-- Start of Stored data --

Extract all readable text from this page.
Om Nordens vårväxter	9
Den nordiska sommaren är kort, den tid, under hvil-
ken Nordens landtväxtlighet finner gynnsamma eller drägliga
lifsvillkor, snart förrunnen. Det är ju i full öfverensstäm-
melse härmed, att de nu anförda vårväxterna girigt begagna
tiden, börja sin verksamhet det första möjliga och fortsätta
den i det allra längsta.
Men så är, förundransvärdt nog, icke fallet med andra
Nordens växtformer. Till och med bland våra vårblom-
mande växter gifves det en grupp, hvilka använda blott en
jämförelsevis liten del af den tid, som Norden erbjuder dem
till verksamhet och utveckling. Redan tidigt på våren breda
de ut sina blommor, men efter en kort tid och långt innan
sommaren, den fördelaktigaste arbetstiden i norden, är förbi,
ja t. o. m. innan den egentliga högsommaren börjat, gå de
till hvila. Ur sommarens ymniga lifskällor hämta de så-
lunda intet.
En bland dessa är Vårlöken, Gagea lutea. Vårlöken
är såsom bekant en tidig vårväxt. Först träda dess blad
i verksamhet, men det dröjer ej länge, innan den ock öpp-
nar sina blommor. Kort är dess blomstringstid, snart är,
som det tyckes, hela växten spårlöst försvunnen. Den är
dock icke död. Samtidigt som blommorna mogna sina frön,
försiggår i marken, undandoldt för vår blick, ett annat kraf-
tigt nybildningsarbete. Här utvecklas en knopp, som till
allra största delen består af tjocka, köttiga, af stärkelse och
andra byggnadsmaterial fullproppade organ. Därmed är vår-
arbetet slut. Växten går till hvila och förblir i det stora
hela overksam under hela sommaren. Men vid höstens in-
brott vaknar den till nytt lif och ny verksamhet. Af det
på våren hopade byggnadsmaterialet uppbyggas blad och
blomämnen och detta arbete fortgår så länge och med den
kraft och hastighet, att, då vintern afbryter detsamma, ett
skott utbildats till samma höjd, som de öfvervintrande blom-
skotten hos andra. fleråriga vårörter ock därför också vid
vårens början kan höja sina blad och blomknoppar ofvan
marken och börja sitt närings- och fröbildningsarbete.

-- End of Stored data --

§ **Required task**
Using the exact wording, write out all of the records.

§ **Response to the task**
Extract all readable text from this page.
Om Nordens vårväxter	9
Den nordiska sommaren är kort, den tid, under hvil-
ken Nordens landtväxtlighet finner gynnsamma eller drägliga
lifsvillkor, snart förrunnen. Det är ju i full öfverensstäm-
melse härmed, att de nu anförda vårväxterna girigt begagna
tiden, börja sin verksamhet det första möjliga och fortsätta
den i det allra längsta.
Men så är, förundransvärdt nog, icke fallet med andra
Nordens växtformer. Till och med bland våra vårblom-
mande växter gifves det en grupp, hvilka använda blott en
jämförelsevis liten del af den tid, som Norden erbjuder dem
till verksamhet och utveckling. Redan tidigt på våren breda
de ut sina blommor, men efter en kort tid och långt innan
sommaren, den fördelaktigaste arbetstiden i norden, är förbi,
ja t. o. m. innan den egentliga högsommaren börjat, gå de
till hvila. Ur sommarens ymniga lifskällor hämta de så-
lunda intet.
En bland dessa är Vårlöken, Gagea lutea. Vårlöken
är såsom bekant en tidig vårväxt. Först träda dess blad
i verksamhet, men det dröjer ej länge, innan den ock öpp-
nar sina blommor. Kort är dess blomstringstid, snart är,
som det tyckes, hela växten spårlöst försvunnen. Den är
dock icke död. Samtidigt som blommorna mogna sina frön,
försiggår i marken, undandoldt för vår blick, ett annat kraf-
tigt nybildningsarbete. Här utvecklas en knopp, som till
allra största delen består af tjocka, köttiga, af stärkelse och
andra byggnadsmaterial fullproppade organ. Därmed är vår-
arbetet slut. Växten går till hvila och förblir i det stora
hela overksam under hela sommaren. Men vid höstens in-
brott vaknar den till nytt lif och ny verksamhet. Af det
på våren hopade byggnadsmaterialet uppbyggas blad och
blomämnen och detta arbete fortgår så länge och med den
kraft och hastighet, att, då vintern afbryter detsamma, ett
skott utbildats till samma höjd, som de öfvervintrande blom-
skotten hos andra. fleråriga vårörter ock därför också vid
vårens början kan höja sina blad och blomknoppar ofvan
marken och börja sitt närings- och fröbildningsarbete.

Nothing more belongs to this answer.